▶ Records shown
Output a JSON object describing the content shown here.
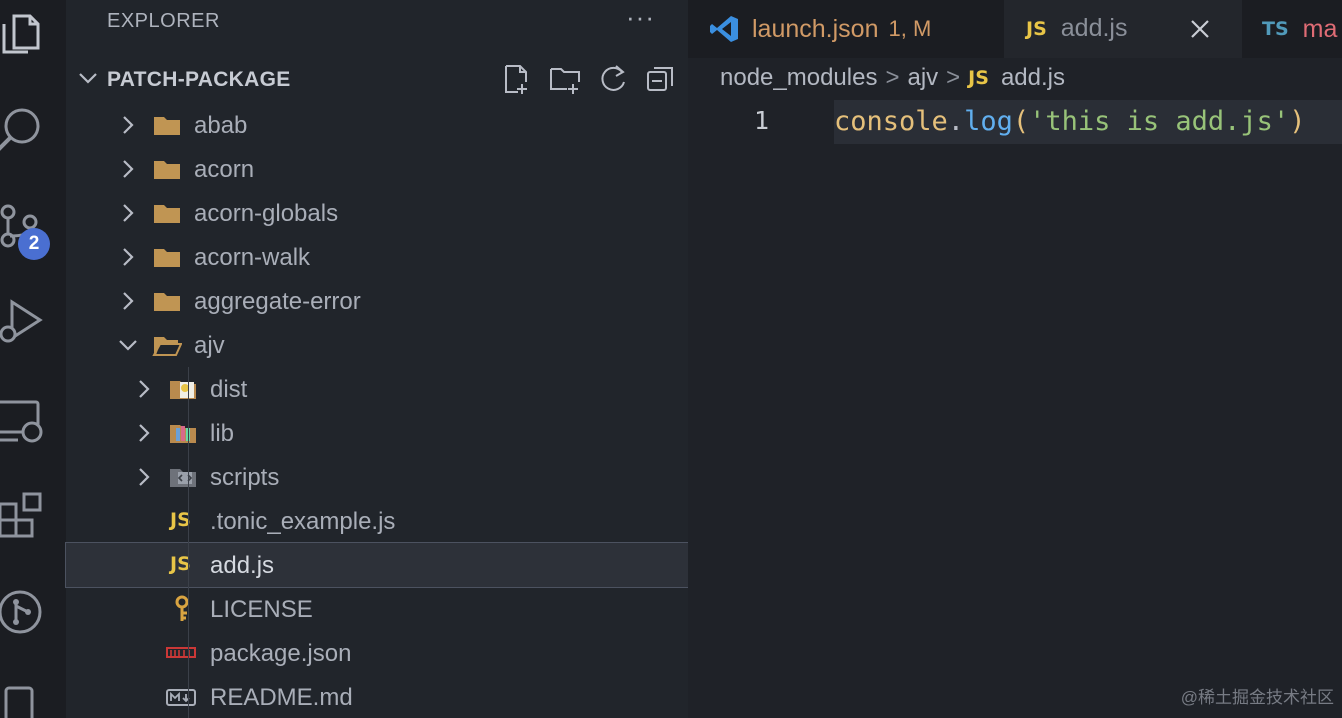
{
  "sidebar": {
    "title": "EXPLORER",
    "more": "···",
    "section_title": "PATCH-PACKAGE"
  },
  "activity": {
    "scm_badge": "2"
  },
  "tree": {
    "folders": [
      {
        "name": "abab"
      },
      {
        "name": "acorn"
      },
      {
        "name": "acorn-globals"
      },
      {
        "name": "acorn-walk"
      },
      {
        "name": "aggregate-error"
      },
      {
        "name": "ajv"
      }
    ],
    "children": [
      {
        "name": "dist"
      },
      {
        "name": "lib"
      },
      {
        "name": "scripts"
      },
      {
        "name": ".tonic_example.js",
        "badge": "JS"
      },
      {
        "name": "add.js",
        "badge": "JS"
      },
      {
        "name": "LICENSE"
      },
      {
        "name": "package.json"
      },
      {
        "name": "README.md"
      }
    ]
  },
  "tabs": [
    {
      "label": "launch.json",
      "decoration": "1, M",
      "color": "#d19a66"
    },
    {
      "label": "add.js",
      "badge": "JS",
      "color": "#8a8f99"
    },
    {
      "label": "ma",
      "badge": "TS",
      "color": "#e06c75"
    }
  ],
  "breadcrumb": {
    "part1": "node_modules",
    "part2": "ajv",
    "badge": "JS",
    "file": "add.js",
    "sep": ">"
  },
  "editor": {
    "line_number": "1",
    "tokens": {
      "obj": "console",
      "dot": ".",
      "fn": "log",
      "open": "(",
      "str": "'this is add.js'",
      "close": ")"
    }
  },
  "watermark": "@稀土掘金技术社区"
}
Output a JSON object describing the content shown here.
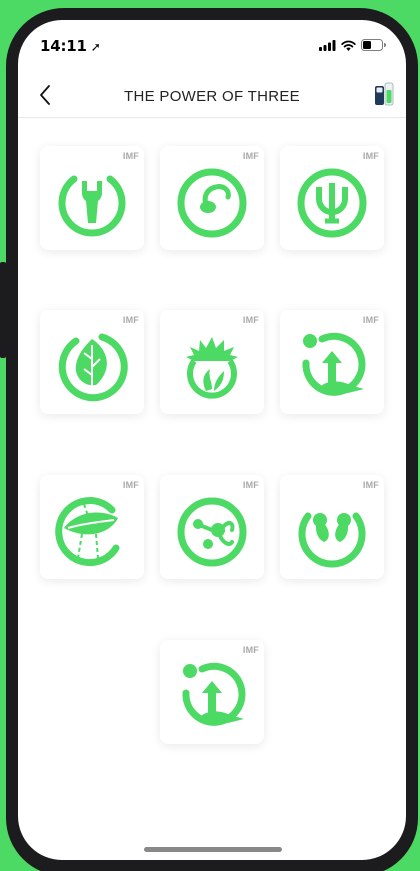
{
  "status_bar": {
    "time": "14:11",
    "location_glyph": "➚"
  },
  "header": {
    "title": "THE POWER OF THREE",
    "back_icon": "chevron-left-icon",
    "right_icon": "battery-tube-icon"
  },
  "accent_color": "#4cd964",
  "apps": [
    {
      "badge": "IMF",
      "icon": "wrench-circle-icon"
    },
    {
      "badge": "IMF",
      "icon": "sperm-circle-icon"
    },
    {
      "badge": "IMF",
      "icon": "psi-circle-icon"
    },
    {
      "badge": "IMF",
      "icon": "leaf-circle-icon"
    },
    {
      "badge": "IMF",
      "icon": "sprout-sun-icon"
    },
    {
      "badge": "IMF",
      "icon": "growth-arrow-icon"
    },
    {
      "badge": "IMF",
      "icon": "leaf-rain-icon"
    },
    {
      "badge": "IMF",
      "icon": "cells-circle-icon"
    },
    {
      "badge": "IMF",
      "icon": "two-drops-icon"
    },
    {
      "badge": "IMF",
      "icon": "growth-arrow-icon"
    }
  ]
}
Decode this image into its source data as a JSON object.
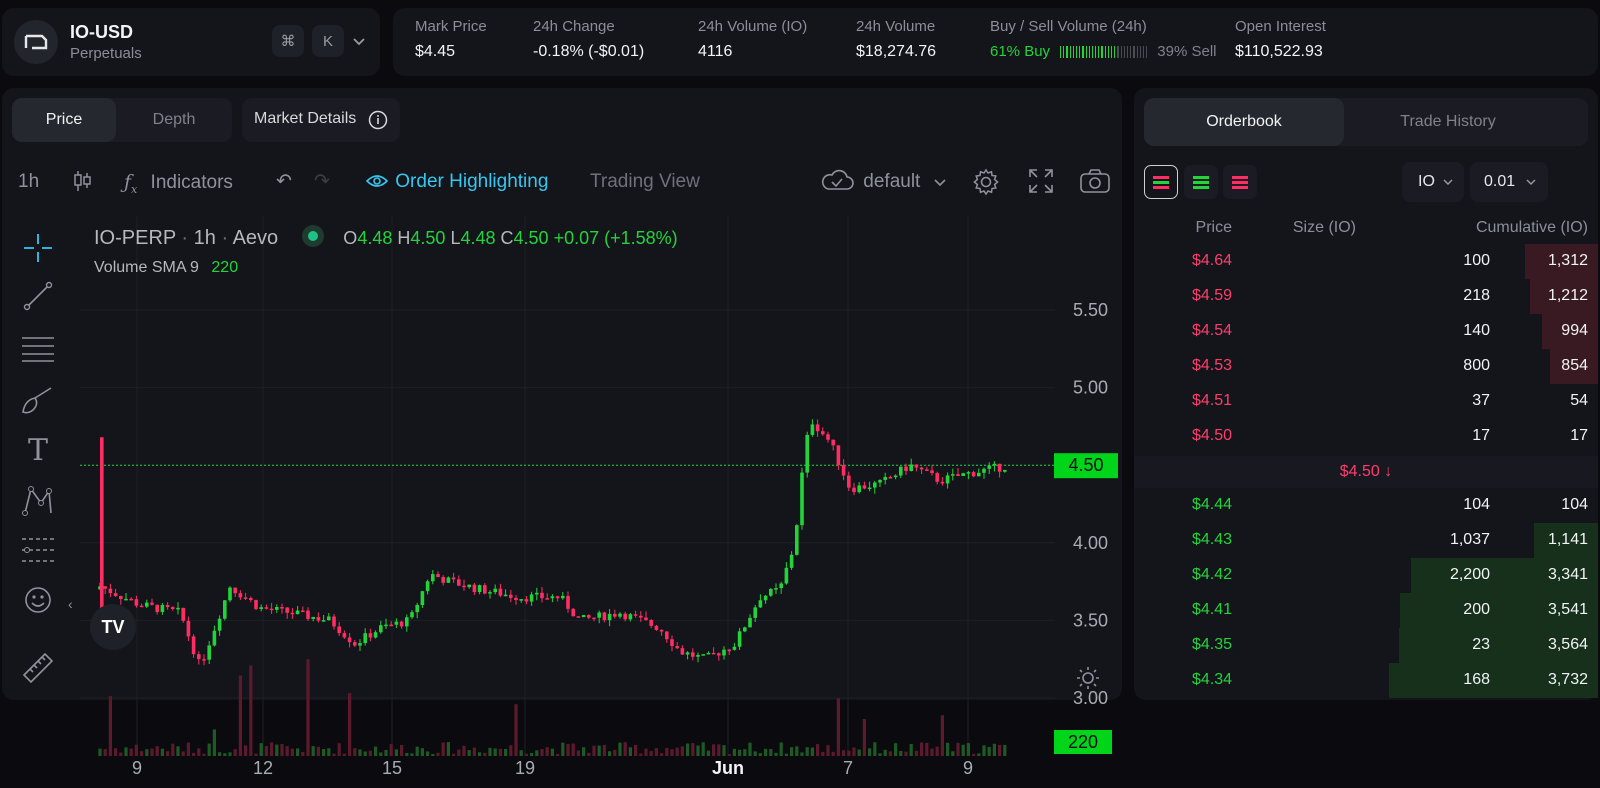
{
  "market": {
    "symbol": "IO-USD",
    "type": "Perpetuals",
    "cmd_label": "⌘",
    "k_label": "K"
  },
  "stats": [
    {
      "label": "Mark Price",
      "value": "$4.45",
      "color": "#ff3d6b"
    },
    {
      "label": "24h Change",
      "value": "-0.18% (-$0.01)",
      "color": "#ff3d6b"
    },
    {
      "label": "24h Volume (IO)",
      "value": "4116",
      "color": "#f2f3f5"
    },
    {
      "label": "24h Volume",
      "value": "$18,274.76",
      "color": "#f2f3f5"
    },
    {
      "label": "Buy / Sell Volume (24h)",
      "buy": "61% Buy",
      "sell": "39% Sell",
      "buy_fraction": 0.61
    },
    {
      "label": "Open Interest",
      "value": "$110,522.93",
      "color": "#f2f3f5"
    }
  ],
  "chart_tabs": {
    "price": "Price",
    "depth": "Depth",
    "market_details": "Market Details"
  },
  "toolbar": {
    "interval": "1h",
    "indicators": "Indicators",
    "order_highlighting": "Order Highlighting",
    "trading_view": "Trading View",
    "layout": "default"
  },
  "legend": {
    "name": "IO-PERP",
    "interval": "1h",
    "exchange": "Aevo",
    "o_label": "O",
    "o": "4.48",
    "h_label": "H",
    "h": "4.50",
    "l_label": "L",
    "l": "4.48",
    "c_label": "C",
    "c": "4.50",
    "change": "+0.07 (+1.58%)",
    "sma_label": "Volume SMA 9",
    "sma_value": "220"
  },
  "chart_data": {
    "type": "candlestick",
    "y_ticks": [
      "5.50",
      "5.00",
      "4.50",
      "4.00",
      "3.50",
      "3.00"
    ],
    "x_ticks": [
      "9",
      "12",
      "15",
      "19",
      "Jun",
      "7",
      "9"
    ],
    "last_price": "4.50",
    "last_volume": "220",
    "colors": {
      "up": "#22d43a",
      "down": "#ff2d63"
    }
  },
  "orderbook": {
    "tabs": {
      "orderbook": "Orderbook",
      "trades": "Trade History"
    },
    "unit": "IO",
    "tick": "0.01",
    "headers": {
      "price": "Price",
      "size": "Size (IO)",
      "cum": "Cumulative (IO)"
    },
    "asks": [
      {
        "price": "$4.64",
        "size": "100",
        "cum": "1,312",
        "depth": 0.352
      },
      {
        "price": "$4.59",
        "size": "218",
        "cum": "1,212",
        "depth": 0.325
      },
      {
        "price": "$4.54",
        "size": "140",
        "cum": "994",
        "depth": 0.266
      },
      {
        "price": "$4.53",
        "size": "800",
        "cum": "854",
        "depth": 0.229
      },
      {
        "price": "$4.51",
        "size": "37",
        "cum": "54",
        "depth": 0.0
      },
      {
        "price": "$4.50",
        "size": "17",
        "cum": "17",
        "depth": 0.0
      }
    ],
    "mid": "$4.50",
    "bids": [
      {
        "price": "$4.44",
        "size": "104",
        "cum": "104",
        "depth": 0.0
      },
      {
        "price": "$4.43",
        "size": "1,037",
        "cum": "1,141",
        "depth": 0.306
      },
      {
        "price": "$4.42",
        "size": "2,200",
        "cum": "3,341",
        "depth": 0.895
      },
      {
        "price": "$4.41",
        "size": "200",
        "cum": "3,541",
        "depth": 0.949
      },
      {
        "price": "$4.35",
        "size": "23",
        "cum": "3,564",
        "depth": 0.955
      },
      {
        "price": "$4.34",
        "size": "168",
        "cum": "3,732",
        "depth": 1.0
      }
    ]
  }
}
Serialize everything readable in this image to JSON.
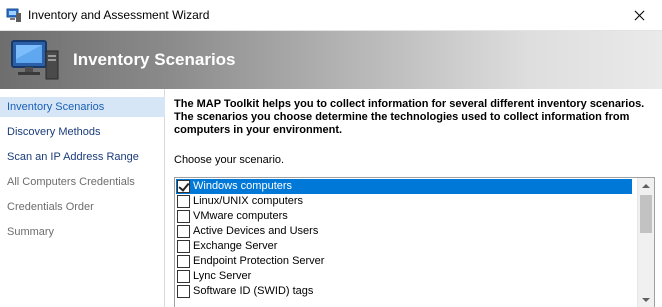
{
  "window": {
    "title": "Inventory and Assessment Wizard"
  },
  "banner": {
    "heading": "Inventory Scenarios"
  },
  "nav": {
    "items": [
      {
        "label": "Inventory Scenarios",
        "state": "active"
      },
      {
        "label": "Discovery Methods",
        "state": "enabled"
      },
      {
        "label": "Scan an IP Address Range",
        "state": "enabled"
      },
      {
        "label": "All Computers Credentials",
        "state": "disabled"
      },
      {
        "label": "Credentials Order",
        "state": "disabled"
      },
      {
        "label": "Summary",
        "state": "disabled"
      }
    ]
  },
  "main": {
    "intro": "The MAP Toolkit helps you to collect information for several different inventory scenarios. The scenarios you choose determine the technologies used to collect information from computers in your environment.",
    "prompt": "Choose your scenario.",
    "scenarios": [
      {
        "label": "Windows computers",
        "checked": true,
        "selected": true
      },
      {
        "label": "Linux/UNIX computers",
        "checked": false,
        "selected": false
      },
      {
        "label": "VMware computers",
        "checked": false,
        "selected": false
      },
      {
        "label": "Active Devices and Users",
        "checked": false,
        "selected": false
      },
      {
        "label": "Exchange Server",
        "checked": false,
        "selected": false
      },
      {
        "label": "Endpoint Protection Server",
        "checked": false,
        "selected": false
      },
      {
        "label": "Lync Server",
        "checked": false,
        "selected": false
      },
      {
        "label": "Software ID (SWID) tags",
        "checked": false,
        "selected": false
      }
    ]
  },
  "colors": {
    "selection": "#0078d7",
    "nav_active_bg": "#d6e6f7",
    "nav_link": "#1a3c7a",
    "nav_disabled": "#6d6d6d"
  }
}
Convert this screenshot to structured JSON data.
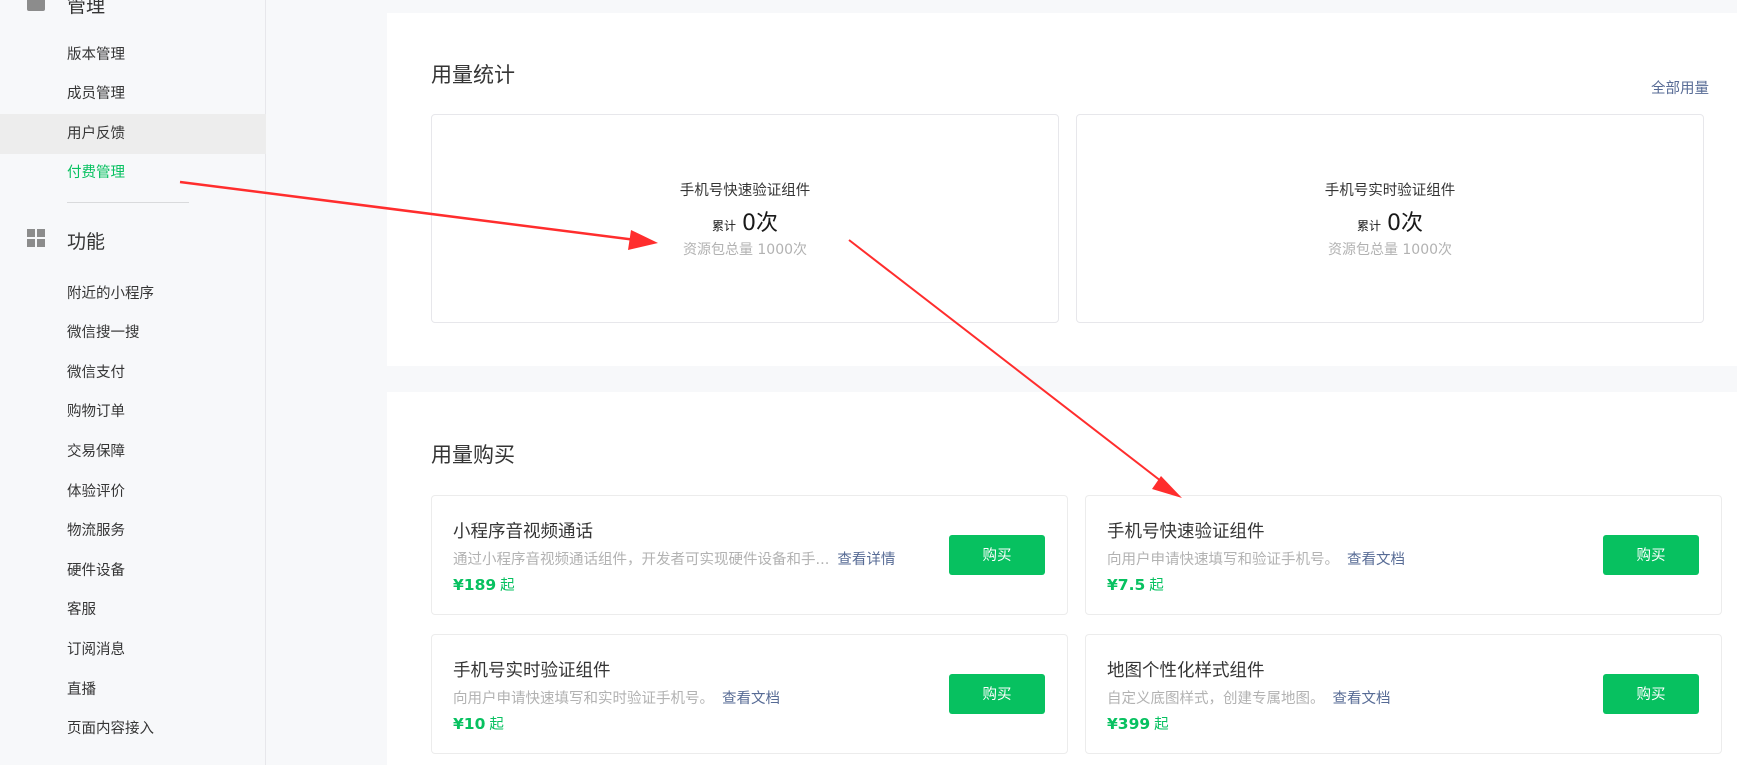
{
  "sidebar": {
    "group_manage": {
      "icon": "box-icon",
      "label": "管理"
    },
    "manage_items": [
      {
        "label": "版本管理"
      },
      {
        "label": "成员管理"
      },
      {
        "label": "用户反馈"
      },
      {
        "label": "付费管理"
      }
    ],
    "group_feature": {
      "icon": "grid-icon",
      "label": "功能"
    },
    "feature_items": [
      {
        "label": "附近的小程序"
      },
      {
        "label": "微信搜一搜"
      },
      {
        "label": "微信支付"
      },
      {
        "label": "购物订单"
      },
      {
        "label": "交易保障"
      },
      {
        "label": "体验评价"
      },
      {
        "label": "物流服务"
      },
      {
        "label": "硬件设备"
      },
      {
        "label": "客服"
      },
      {
        "label": "订阅消息"
      },
      {
        "label": "直播"
      },
      {
        "label": "页面内容接入"
      }
    ]
  },
  "usage_stats": {
    "title": "用量统计",
    "all_link": "全部用量",
    "cards": [
      {
        "name": "手机号快速验证组件",
        "count_prefix": "累计",
        "count": "0次",
        "total": "资源包总量 1000次"
      },
      {
        "name": "手机号实时验证组件",
        "count_prefix": "累计",
        "count": "0次",
        "total": "资源包总量 1000次"
      }
    ]
  },
  "usage_buy": {
    "title": "用量购买",
    "buy_label": "购买",
    "cards": [
      {
        "name": "小程序音视频通话",
        "desc": "通过小程序音视频通话组件，开发者可实现硬件设备和手...",
        "link": "查看详情",
        "price": "¥189",
        "suffix": "起"
      },
      {
        "name": "手机号快速验证组件",
        "desc": "向用户申请快速填写和验证手机号。",
        "link": "查看文档",
        "price": "¥7.5",
        "suffix": "起"
      },
      {
        "name": "手机号实时验证组件",
        "desc": "向用户申请快速填写和实时验证手机号。",
        "link": "查看文档",
        "price": "¥10",
        "suffix": "起"
      },
      {
        "name": "地图个性化样式组件",
        "desc": "自定义底图样式，创建专属地图。",
        "link": "查看文档",
        "price": "¥399",
        "suffix": "起"
      }
    ]
  },
  "colors": {
    "accent": "#07c160",
    "link": "#576b95",
    "annotation_arrow": "#ff2d2d"
  }
}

▶ Task description
Find the word "Server" in the data and show each line that holds it.

▶ Written answer
        "label": "Exchange Server",
        "label": "Endpoint Protection Server",
        "label": "Lync Server",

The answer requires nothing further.